§ **The task**
Reproduce the entries below word for word, omitting the pictures.

§ **Listed records**
┄┄┄┄┄┄
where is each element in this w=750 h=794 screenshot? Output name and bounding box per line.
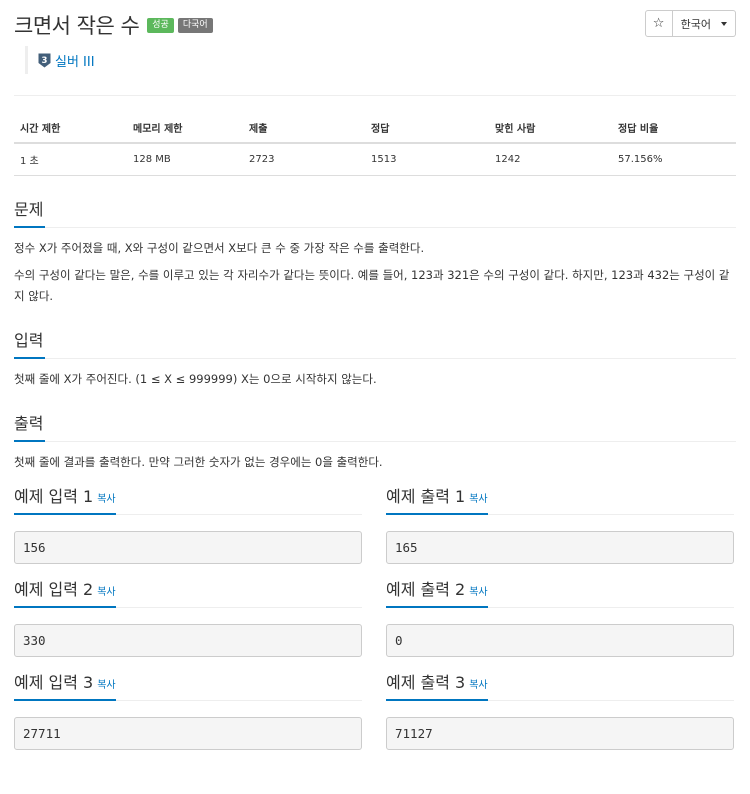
- star-icon: ☆: [652, 16, 665, 31]
- sample-title: 예제 출력 1: [386, 487, 466, 506]
- problem-paragraph: 수의 구성이 같다는 말은, 수를 이루고 있는 각 자리수가 같다는 뜻이다.…: [14, 268, 730, 303]
- tier-label: 실버 III: [55, 54, 95, 70]
- sample-header: 예제 출력 1 복사: [386, 481, 734, 515]
- info-header-row: 시간 제한 메모리 제한 제출 정답 맞힌 사람 정답 비율: [14, 116, 736, 144]
- svg-text:3: 3: [42, 55, 48, 65]
- samples-grid: 예제 입력 1 복사 156 예제 출력 1 복사 165 예제 입력 2 복사 33…: [14, 481, 736, 760]
- solvers-value: 1242: [489, 143, 612, 176]
- sample-data: 330: [14, 624, 362, 657]
- sample-header: 예제 입력 3 복사: [14, 667, 362, 701]
- input-section-header: 입력: [14, 327, 736, 359]
- info-value-row: 1 초 128 MB 2723 1513 1242 57.156%: [14, 143, 736, 176]
- multilang-badge: 다국어: [177, 17, 213, 33]
- sample-data: 27711: [14, 717, 362, 750]
- sample-title-wrap: 예제 입력 3 복사: [14, 669, 116, 701]
- sample-title-wrap: 예제 출력 2 복사: [386, 576, 488, 608]
- copy-button[interactable]: 복사: [97, 680, 115, 691]
- sample-output-3: 예제 출력 3 복사 71127: [386, 667, 734, 750]
- language-label: 한국어: [680, 17, 711, 31]
- header-actions: ☆ 한국어: [644, 10, 736, 37]
- copy-button[interactable]: 복사: [97, 494, 115, 505]
- input-description: 첫째 줄에 X가 주어진다. (1 ≤ X ≤ 999999) X는 0으로 시…: [14, 369, 736, 390]
- sample-title: 예제 입력 1: [14, 487, 94, 506]
- submissions-header: 제출: [243, 116, 365, 144]
- sample-input-2: 예제 입력 2 복사 330: [14, 574, 362, 657]
- output-section-title: 출력: [14, 410, 46, 442]
- favorite-button[interactable]: ☆: [644, 10, 673, 37]
- sample-header: 예제 출력 3 복사: [386, 667, 734, 701]
- copy-button[interactable]: 복사: [469, 680, 487, 691]
- language-dropdown[interactable]: 한국어: [672, 10, 736, 37]
- ratio-value: 57.156%: [612, 143, 736, 176]
- sample-title-wrap: 예제 입력 1 복사: [14, 483, 116, 515]
- problem-section-header: 문제: [14, 196, 736, 228]
- problem-info-table: 시간 제한 메모리 제한 제출 정답 맞힌 사람 정답 비율 1 초 128 M…: [14, 116, 736, 176]
- sample-data: 165: [386, 531, 734, 564]
- problem-header: 크면서 작은 수 성공 다국어 ☆ 한국어 3 실버 III: [14, 0, 736, 96]
- page-title: 크면서 작은 수: [14, 14, 140, 38]
- copy-button[interactable]: 복사: [469, 494, 487, 505]
- problem-description: 정수 X가 주어졌을 때, X와 구성이 같으면서 X보다 큰 수 중 가장 작…: [14, 238, 736, 307]
- success-badge: 성공: [147, 17, 174, 33]
- accepted-value: 1513: [365, 143, 489, 176]
- problem-section-title: 문제: [14, 196, 46, 228]
- copy-button[interactable]: 복사: [469, 587, 487, 598]
- sample-title-wrap: 예제 입력 2 복사: [14, 576, 116, 608]
- ratio-header: 정답 비율: [612, 116, 736, 144]
- output-section-header: 출력: [14, 410, 736, 442]
- sample-data: 71127: [386, 717, 734, 750]
- sample-title: 예제 입력 2: [14, 580, 94, 599]
- sample-title: 예제 입력 3: [14, 673, 94, 692]
- sample-title-wrap: 예제 출력 3 복사: [386, 669, 488, 701]
- solvers-header: 맞힌 사람: [489, 116, 612, 144]
- sample-title-wrap: 예제 출력 1 복사: [386, 483, 488, 515]
- caret-down-icon: [721, 21, 727, 26]
- problem-paragraph: 정수 X가 주어졌을 때, X와 구성이 같으면서 X보다 큰 수 중 가장 작…: [14, 241, 425, 255]
- tier-badge-icon: 3: [38, 53, 51, 67]
- sample-title: 예제 출력 3: [386, 673, 466, 692]
- time-limit-header: 시간 제한: [14, 116, 127, 144]
- copy-button[interactable]: 복사: [97, 587, 115, 598]
- sample-data: 156: [14, 531, 362, 564]
- sample-input-3: 예제 입력 3 복사 27711: [14, 667, 362, 750]
- problem-page: 크면서 작은 수 성공 다국어 ☆ 한국어 3 실버 III 시간 제한 메모리…: [0, 0, 750, 794]
- sample-header: 예제 입력 2 복사: [14, 574, 362, 608]
- title-row: 크면서 작은 수 성공 다국어: [14, 10, 217, 40]
- input-section: 입력 첫째 줄에 X가 주어진다. (1 ≤ X ≤ 999999) X는 0으…: [14, 327, 736, 390]
- output-paragraph: 첫째 줄에 결과를 출력한다. 만약 그러한 숫자가 없는 경우에는 0을 출력…: [14, 455, 383, 469]
- submissions-value: 2723: [243, 143, 365, 176]
- time-limit-value: 1 초: [14, 143, 127, 176]
- output-description: 첫째 줄에 결과를 출력한다. 만약 그러한 숫자가 없는 경우에는 0을 출력…: [14, 452, 736, 473]
- sample-header: 예제 입력 1 복사: [14, 481, 362, 515]
- sample-title: 예제 출력 2: [386, 580, 466, 599]
- sample-output-2: 예제 출력 2 복사 0: [386, 574, 734, 657]
- memory-limit-value: 128 MB: [127, 143, 243, 176]
- memory-limit-header: 메모리 제한: [127, 116, 243, 144]
- sample-output-1: 예제 출력 1 복사 165: [386, 481, 734, 564]
- input-paragraph: 첫째 줄에 X가 주어진다. (1 ≤ X ≤ 999999) X는 0으로 시…: [14, 372, 377, 386]
- output-section: 출력 첫째 줄에 결과를 출력한다. 만약 그러한 숫자가 없는 경우에는 0을…: [14, 410, 736, 473]
- sample-header: 예제 출력 2 복사: [386, 574, 734, 608]
- tier-link[interactable]: 3 실버 III: [25, 46, 95, 74]
- sample-data: 0: [386, 624, 734, 657]
- accepted-header: 정답: [365, 116, 489, 144]
- problem-section: 문제 정수 X가 주어졌을 때, X와 구성이 같으면서 X보다 큰 수 중 가…: [14, 196, 736, 307]
- input-section-title: 입력: [14, 327, 46, 359]
- sample-input-1: 예제 입력 1 복사 156: [14, 481, 362, 564]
┄┄┄┄┄┄
§ **Final result**
where is each element in this w=750 h=794 screenshot? Output name and bounding box per line.
- star-icon: ☆: [652, 16, 665, 31]
- sample-title: 예제 출력 1: [386, 487, 466, 506]
- problem-paragraph: 수의 구성이 같다는 말은, 수를 이루고 있는 각 자리수가 같다는 뜻이다.…: [14, 268, 730, 303]
- tier-label: 실버 III: [55, 54, 95, 70]
- sample-header: 예제 출력 1 복사: [386, 481, 734, 515]
- info-header-row: 시간 제한 메모리 제한 제출 정답 맞힌 사람 정답 비율: [14, 116, 736, 144]
- svg-text:3: 3: [42, 55, 48, 65]
- samples-grid: 예제 입력 1 복사 156 예제 출력 1 복사 165 예제 입력 2 복사 33…: [14, 481, 736, 760]
- solvers-value: 1242: [489, 143, 612, 176]
- sample-data: 330: [14, 624, 362, 657]
- sample-header: 예제 입력 3 복사: [14, 667, 362, 701]
- input-section-header: 입력: [14, 327, 736, 359]
- info-value-row: 1 초 128 MB 2723 1513 1242 57.156%: [14, 143, 736, 176]
- multilang-badge: 다국어: [177, 17, 213, 33]
- sample-data: 27711: [14, 717, 362, 750]
- sample-title-wrap: 예제 입력 3 복사: [14, 669, 116, 701]
- sample-title-wrap: 예제 출력 2 복사: [386, 576, 488, 608]
- copy-button[interactable]: 복사: [97, 680, 115, 691]
- sample-output-3: 예제 출력 3 복사 71127: [386, 667, 734, 750]
- language-label: 한국어: [680, 17, 711, 31]
- header-actions: ☆ 한국어: [644, 10, 736, 37]
- copy-button[interactable]: 복사: [97, 494, 115, 505]
- input-description: 첫째 줄에 X가 주어진다. (1 ≤ X ≤ 999999) X는 0으로 시…: [14, 369, 736, 390]
- sample-title: 예제 입력 1: [14, 487, 94, 506]
- submissions-header: 제출: [243, 116, 365, 144]
- sample-input-2: 예제 입력 2 복사 330: [14, 574, 362, 657]
- output-section-title: 출력: [14, 410, 46, 442]
- favorite-button[interactable]: ☆: [644, 10, 673, 37]
- sample-header: 예제 출력 3 복사: [386, 667, 734, 701]
- copy-button[interactable]: 복사: [469, 680, 487, 691]
- language-dropdown[interactable]: 한국어: [672, 10, 736, 37]
- ratio-value: 57.156%: [612, 143, 736, 176]
- sample-title-wrap: 예제 입력 1 복사: [14, 483, 116, 515]
- problem-section-header: 문제: [14, 196, 736, 228]
- problem-info-table: 시간 제한 메모리 제한 제출 정답 맞힌 사람 정답 비율 1 초 128 M…: [14, 116, 736, 176]
- sample-data: 165: [386, 531, 734, 564]
- problem-header: 크면서 작은 수 성공 다국어 ☆ 한국어 3 실버 III: [14, 0, 736, 96]
- page-title: 크면서 작은 수: [14, 14, 140, 38]
- copy-button[interactable]: 복사: [469, 494, 487, 505]
- problem-description: 정수 X가 주어졌을 때, X와 구성이 같으면서 X보다 큰 수 중 가장 작…: [14, 238, 736, 307]
- success-badge: 성공: [147, 17, 174, 33]
- accepted-value: 1513: [365, 143, 489, 176]
- problem-section-title: 문제: [14, 196, 46, 228]
- copy-button[interactable]: 복사: [469, 587, 487, 598]
- sample-title-wrap: 예제 입력 2 복사: [14, 576, 116, 608]
- ratio-header: 정답 비율: [612, 116, 736, 144]
- output-section-header: 출력: [14, 410, 736, 442]
- sample-data: 71127: [386, 717, 734, 750]
- sample-title: 예제 입력 2: [14, 580, 94, 599]
- sample-title: 예제 입력 3: [14, 673, 94, 692]
- sample-title-wrap: 예제 출력 3 복사: [386, 669, 488, 701]
- solvers-header: 맞힌 사람: [489, 116, 612, 144]
- sample-title-wrap: 예제 출력 1 복사: [386, 483, 488, 515]
- caret-down-icon: [721, 21, 727, 26]
- problem-paragraph: 정수 X가 주어졌을 때, X와 구성이 같으면서 X보다 큰 수 중 가장 작…: [14, 241, 425, 255]
- tier-badge-icon: 3: [38, 53, 51, 67]
- sample-title: 예제 출력 3: [386, 673, 466, 692]
- time-limit-header: 시간 제한: [14, 116, 127, 144]
- copy-button[interactable]: 복사: [97, 587, 115, 598]
- sample-data: 156: [14, 531, 362, 564]
- sample-input-3: 예제 입력 3 복사 27711: [14, 667, 362, 750]
- problem-page: 크면서 작은 수 성공 다국어 ☆ 한국어 3 실버 III 시간 제한 메모리…: [0, 0, 750, 794]
- sample-header: 예제 입력 2 복사: [14, 574, 362, 608]
- title-row: 크면서 작은 수 성공 다국어: [14, 10, 217, 40]
- input-section: 입력 첫째 줄에 X가 주어진다. (1 ≤ X ≤ 999999) X는 0으…: [14, 327, 736, 390]
- output-paragraph: 첫째 줄에 결과를 출력한다. 만약 그러한 숫자가 없는 경우에는 0을 출력…: [14, 455, 383, 469]
- submissions-value: 2723: [243, 143, 365, 176]
- time-limit-value: 1 초: [14, 143, 127, 176]
- output-description: 첫째 줄에 결과를 출력한다. 만약 그러한 숫자가 없는 경우에는 0을 출력…: [14, 452, 736, 473]
- sample-header: 예제 입력 1 복사: [14, 481, 362, 515]
- sample-title: 예제 출력 2: [386, 580, 466, 599]
- sample-output-2: 예제 출력 2 복사 0: [386, 574, 734, 657]
- memory-limit-value: 128 MB: [127, 143, 243, 176]
- memory-limit-header: 메모리 제한: [127, 116, 243, 144]
- sample-output-1: 예제 출력 1 복사 165: [386, 481, 734, 564]
- input-paragraph: 첫째 줄에 X가 주어진다. (1 ≤ X ≤ 999999) X는 0으로 시…: [14, 372, 377, 386]
- output-section: 출력 첫째 줄에 결과를 출력한다. 만약 그러한 숫자가 없는 경우에는 0을…: [14, 410, 736, 473]
- sample-header: 예제 출력 2 복사: [386, 574, 734, 608]
- tier-link[interactable]: 3 실버 III: [25, 46, 95, 74]
- sample-data: 0: [386, 624, 734, 657]
- accepted-header: 정답: [365, 116, 489, 144]
- problem-section: 문제 정수 X가 주어졌을 때, X와 구성이 같으면서 X보다 큰 수 중 가…: [14, 196, 736, 307]
- input-section-title: 입력: [14, 327, 46, 359]
- sample-input-1: 예제 입력 1 복사 156: [14, 481, 362, 564]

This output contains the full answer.